Dataset rows
┄┄┄┄┄┄

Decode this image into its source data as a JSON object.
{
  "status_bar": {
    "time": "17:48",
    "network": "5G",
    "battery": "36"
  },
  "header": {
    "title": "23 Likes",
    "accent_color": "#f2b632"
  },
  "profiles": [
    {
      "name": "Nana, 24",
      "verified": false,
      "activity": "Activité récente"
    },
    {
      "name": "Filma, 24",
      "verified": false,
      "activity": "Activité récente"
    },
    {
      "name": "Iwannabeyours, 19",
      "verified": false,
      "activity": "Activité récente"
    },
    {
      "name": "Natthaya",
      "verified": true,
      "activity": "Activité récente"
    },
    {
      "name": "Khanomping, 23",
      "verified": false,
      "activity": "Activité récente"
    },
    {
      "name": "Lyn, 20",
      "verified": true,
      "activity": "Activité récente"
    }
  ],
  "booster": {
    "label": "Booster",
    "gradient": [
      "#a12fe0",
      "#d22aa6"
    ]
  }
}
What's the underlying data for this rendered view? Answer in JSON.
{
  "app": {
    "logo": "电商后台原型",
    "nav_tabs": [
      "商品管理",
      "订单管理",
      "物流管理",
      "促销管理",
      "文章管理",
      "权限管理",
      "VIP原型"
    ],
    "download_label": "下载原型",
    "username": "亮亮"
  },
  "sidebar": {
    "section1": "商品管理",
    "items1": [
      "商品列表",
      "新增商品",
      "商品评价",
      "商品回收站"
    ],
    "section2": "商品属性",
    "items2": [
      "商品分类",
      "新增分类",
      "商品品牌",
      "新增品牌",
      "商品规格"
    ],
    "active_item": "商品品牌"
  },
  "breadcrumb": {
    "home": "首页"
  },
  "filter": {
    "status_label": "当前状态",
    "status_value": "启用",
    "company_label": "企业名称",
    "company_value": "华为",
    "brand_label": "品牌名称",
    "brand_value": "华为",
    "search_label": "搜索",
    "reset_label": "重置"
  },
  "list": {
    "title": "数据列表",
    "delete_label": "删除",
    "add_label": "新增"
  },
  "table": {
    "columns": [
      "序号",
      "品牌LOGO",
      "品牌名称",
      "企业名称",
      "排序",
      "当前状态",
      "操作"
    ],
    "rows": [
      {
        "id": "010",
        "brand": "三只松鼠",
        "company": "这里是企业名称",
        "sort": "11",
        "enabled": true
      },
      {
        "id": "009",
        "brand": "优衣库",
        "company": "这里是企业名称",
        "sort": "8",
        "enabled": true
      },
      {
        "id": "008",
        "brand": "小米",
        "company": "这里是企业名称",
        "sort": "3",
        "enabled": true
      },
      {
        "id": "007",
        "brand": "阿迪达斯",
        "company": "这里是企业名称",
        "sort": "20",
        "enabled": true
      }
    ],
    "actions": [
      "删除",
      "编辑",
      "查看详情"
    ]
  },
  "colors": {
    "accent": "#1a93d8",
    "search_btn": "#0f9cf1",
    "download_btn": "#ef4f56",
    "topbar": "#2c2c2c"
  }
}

┄┄┄┄┄┄

▶ [SHORT EXERCISE]:
Nothing may be left out: return each entry exactly as it reads.

▶ [CORRECT OUTPUT]:
Decode this image into its source data as a JSON object.
{
  "status_bar": {
    "time": "17:48",
    "network": "5G",
    "battery": "36"
  },
  "header": {
    "title": "23 Likes",
    "accent_color": "#f2b632"
  },
  "profiles": [
    {
      "name": "Nana, 24",
      "verified": false,
      "activity": "Activité récente"
    },
    {
      "name": "Filma, 24",
      "verified": false,
      "activity": "Activité récente"
    },
    {
      "name": "Iwannabeyours, 19",
      "verified": false,
      "activity": "Activité récente"
    },
    {
      "name": "Natthaya",
      "verified": true,
      "activity": "Activité récente"
    },
    {
      "name": "Khanomping, 23",
      "verified": false,
      "activity": "Activité récente"
    },
    {
      "name": "Lyn, 20",
      "verified": true,
      "activity": "Activité récente"
    }
  ],
  "booster": {
    "label": "Booster",
    "gradient": [
      "#a12fe0",
      "#d22aa6"
    ]
  }
}
What's the underlying data for this rendered view? Answer in JSON.
{
  "app": {
    "logo": "电商后台原型",
    "nav_tabs": [
      "商品管理",
      "订单管理",
      "物流管理",
      "促销管理",
      "文章管理",
      "权限管理",
      "VIP原型"
    ],
    "download_label": "下载原型",
    "username": "亮亮"
  },
  "sidebar": {
    "section1": "商品管理",
    "items1": [
      "商品列表",
      "新增商品",
      "商品评价",
      "商品回收站"
    ],
    "section2": "商品属性",
    "items2": [
      "商品分类",
      "新增分类",
      "商品品牌",
      "新增品牌",
      "商品规格"
    ],
    "active_item": "商品品牌"
  },
  "breadcrumb": {
    "home": "首页"
  },
  "filter": {
    "status_label": "当前状态",
    "status_value": "启用",
    "company_label": "企业名称",
    "company_value": "华为",
    "brand_label": "品牌名称",
    "brand_value": "华为",
    "search_label": "搜索",
    "reset_label": "重置"
  },
  "list": {
    "title": "数据列表",
    "delete_label": "删除",
    "add_label": "新增"
  },
  "table": {
    "columns": [
      "序号",
      "品牌LOGO",
      "品牌名称",
      "企业名称",
      "排序",
      "当前状态",
      "操作"
    ],
    "rows": [
      {
        "id": "010",
        "brand": "三只松鼠",
        "company": "这里是企业名称",
        "sort": "11",
        "enabled": true
      },
      {
        "id": "009",
        "brand": "优衣库",
        "company": "这里是企业名称",
        "sort": "8",
        "enabled": true
      },
      {
        "id": "008",
        "brand": "小米",
        "company": "这里是企业名称",
        "sort": "3",
        "enabled": true
      },
      {
        "id": "007",
        "brand": "阿迪达斯",
        "company": "这里是企业名称",
        "sort": "20",
        "enabled": true
      }
    ],
    "actions": [
      "删除",
      "编辑",
      "查看详情"
    ]
  },
  "colors": {
    "accent": "#1a93d8",
    "search_btn": "#0f9cf1",
    "download_btn": "#ef4f56",
    "topbar": "#2c2c2c"
  }
}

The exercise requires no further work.